== Data excerpts

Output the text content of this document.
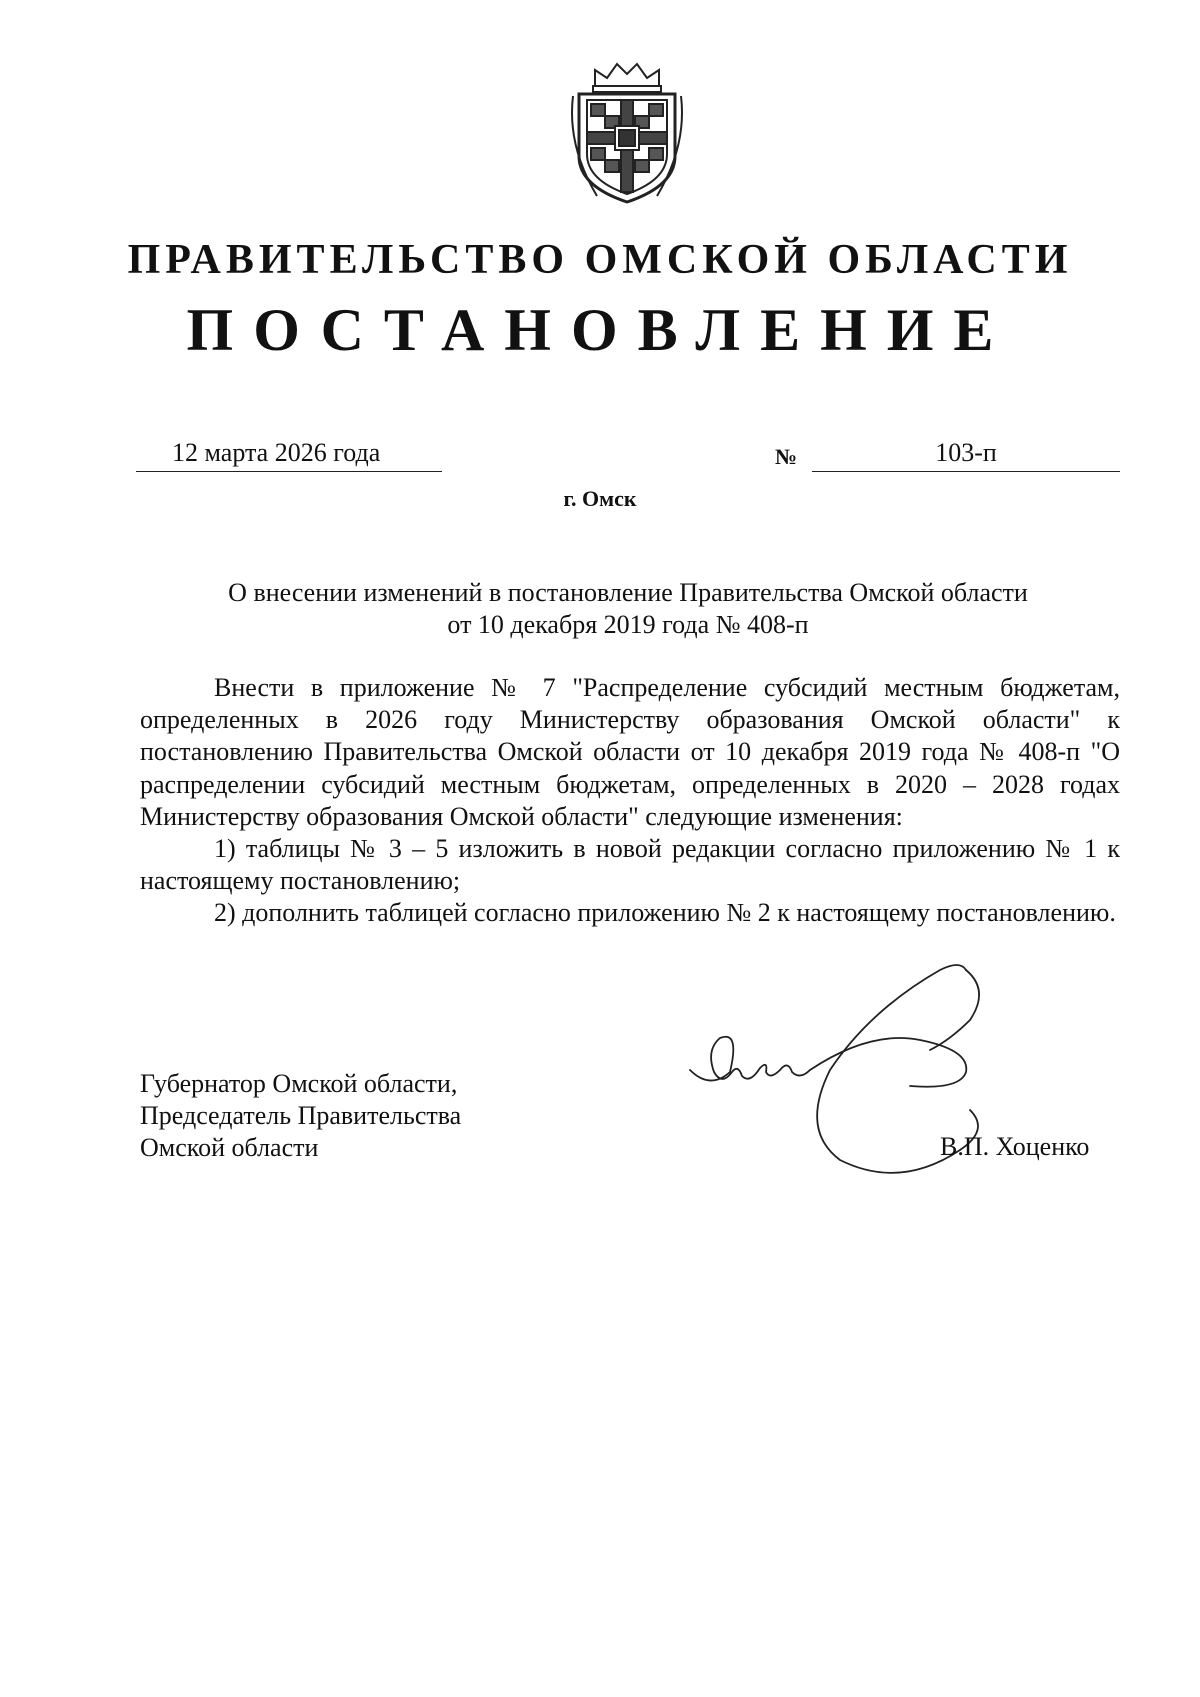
ПРАВИТЕЛЬСТВО ОМСКОЙ ОБЛАСТИ
ПОСТАНОВЛЕНИЕ
12 марта 2026 года	№	103-п
г. Омск
О внесении изменений в постановление Правительства Омской области
от 10 декабря 2019 года № 408-п

Внести в приложение № 7 "Распределение субсидий местным бюджетам, определенных в 2026 году Министерству образования Омской области" к постановлению Правительства Омской области от 10 декабря 2019 года № 408-п "О распределении субсидий местным бюджетам, определенных в 2020 – 2028 годах Министерству образования Омской области" следующие изменения:

1) таблицы № 3 – 5 изложить в новой редакции согласно приложению № 1 к настоящему постановлению;

2) дополнить таблицей согласно приложению № 2 к настоящему постановлению.

Губернатор Омской области,
Председатель Правительства
Омской области	В.П. Хоценко
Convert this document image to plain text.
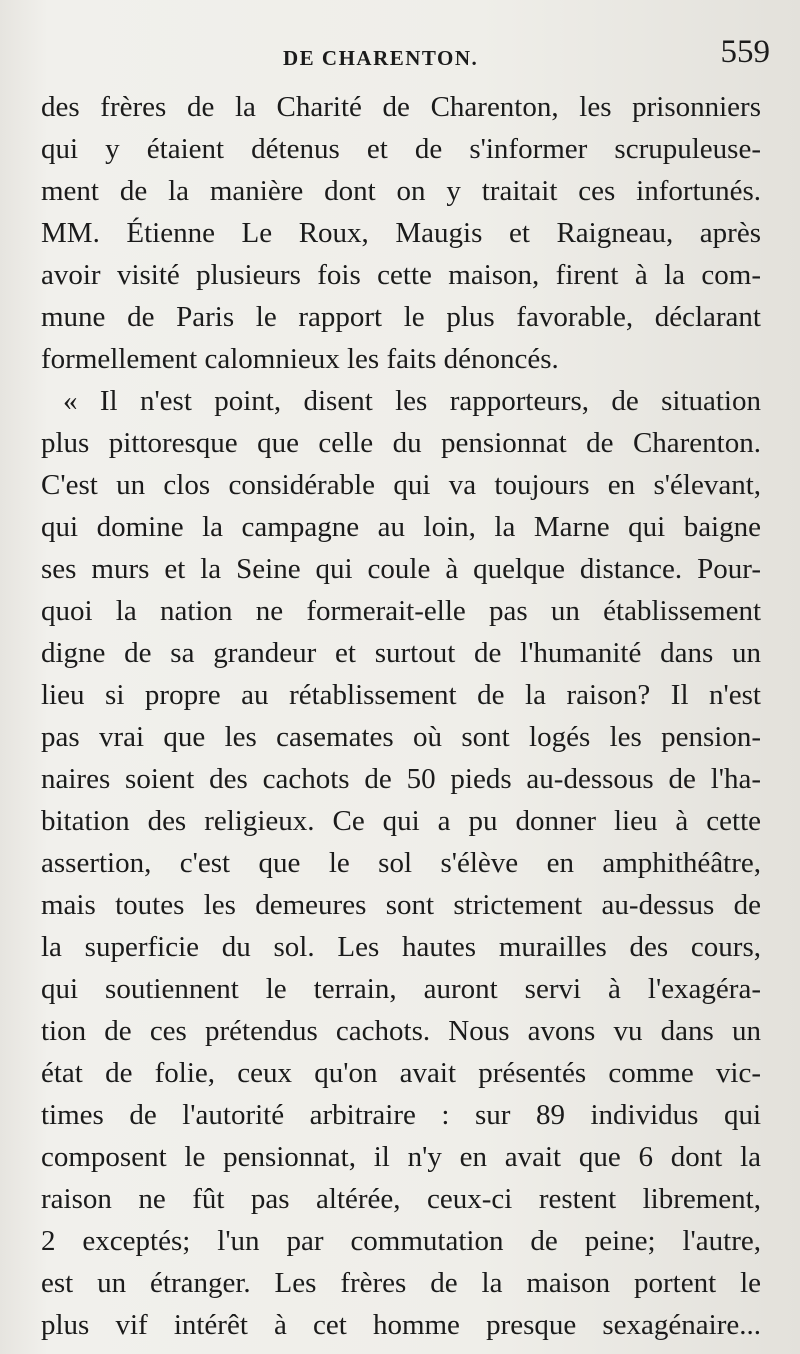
DE CHARENTON.	559
des frères de la Charité de Charenton, les prisonniers
qui y étaient détenus et de s'informer scrupuleuse-
ment de la manière dont on y traitait ces infortunés.
MM. Étienne Le Roux, Maugis et Raigneau, après
avoir visité plusieurs fois cette maison, firent à la com-
mune de Paris le rapport le plus favorable, déclarant
formellement calomnieux les faits dénoncés.
« Il n'est point, disent les rapporteurs, de situation
plus pittoresque que celle du pensionnat de Charenton.
C'est un clos considérable qui va toujours en s'élevant,
qui domine la campagne au loin, la Marne qui baigne
ses murs et la Seine qui coule à quelque distance. Pour-
quoi la nation ne formerait-elle pas un établissement
digne de sa grandeur et surtout de l'humanité dans un
lieu si propre au rétablissement de la raison? Il n'est
pas vrai que les casemates où sont logés les pension-
naires soient des cachots de 50 pieds au-dessous de l'ha-
bitation des religieux. Ce qui a pu donner lieu à cette
assertion, c'est que le sol s'élève en amphithéâtre,
mais toutes les demeures sont strictement au-dessus de
la superficie du sol. Les hautes murailles des cours,
qui soutiennent le terrain, auront servi à l'exagéra-
tion de ces prétendus cachots. Nous avons vu dans un
état de folie, ceux qu'on avait présentés comme vic-
times de l'autorité arbitraire : sur 89 individus qui
composent le pensionnat, il n'y en avait que 6 dont la
raison ne fût pas altérée, ceux-ci restent librement,
2 exceptés; l'un par commutation de peine; l'autre,
est un étranger. Les frères de la maison portent le
plus vif intérêt à cet homme presque sexagénaire...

====

[Exercise prompt] Any pictures should be dropped; transcribe the rest of the records above exactly.

[The response]
Output the text content of this document.
ПРАВИТЕЛЬСТВО ОМСКОЙ ОБЛАСТИ
ПОСТАНОВЛЕНИЕ
12 марта 2026 года	№	103-п
г. Омск
О внесении изменений в постановление Правительства Омской области
от 10 декабря 2019 года № 408-п

Внести в приложение № 7 "Распределение субсидий местным бюджетам, определенных в 2026 году Министерству образования Омской области" к постановлению Правительства Омской области от 10 декабря 2019 года № 408-п "О распределении субсидий местным бюджетам, определенных в 2020 – 2028 годах Министерству образования Омской области" следующие изменения:

1) таблицы № 3 – 5 изложить в новой редакции согласно приложению № 1 к настоящему постановлению;

2) дополнить таблицей согласно приложению № 2 к настоящему постановлению.

Губернатор Омской области,
Председатель Правительства
Омской области	В.П. Хоценко
Convert this document image to plain text.
DE CHARENTON.	559
des frères de la Charité de Charenton, les prisonniers
qui y étaient détenus et de s'informer scrupuleuse-
ment de la manière dont on y traitait ces infortunés.
MM. Étienne Le Roux, Maugis et Raigneau, après
avoir visité plusieurs fois cette maison, firent à la com-
mune de Paris le rapport le plus favorable, déclarant
formellement calomnieux les faits dénoncés.
« Il n'est point, disent les rapporteurs, de situation
plus pittoresque que celle du pensionnat de Charenton.
C'est un clos considérable qui va toujours en s'élevant,
qui domine la campagne au loin, la Marne qui baigne
ses murs et la Seine qui coule à quelque distance. Pour-
quoi la nation ne formerait-elle pas un établissement
digne de sa grandeur et surtout de l'humanité dans un
lieu si propre au rétablissement de la raison? Il n'est
pas vrai que les casemates où sont logés les pension-
naires soient des cachots de 50 pieds au-dessous de l'ha-
bitation des religieux. Ce qui a pu donner lieu à cette
assertion, c'est que le sol s'élève en amphithéâtre,
mais toutes les demeures sont strictement au-dessus de
la superficie du sol. Les hautes murailles des cours,
qui soutiennent le terrain, auront servi à l'exagéra-
tion de ces prétendus cachots. Nous avons vu dans un
état de folie, ceux qu'on avait présentés comme vic-
times de l'autorité arbitraire : sur 89 individus qui
composent le pensionnat, il n'y en avait que 6 dont la
raison ne fût pas altérée, ceux-ci restent librement,
2 exceptés; l'un par commutation de peine; l'autre,
est un étranger. Les frères de la maison portent le
plus vif intérêt à cet homme presque sexagénaire...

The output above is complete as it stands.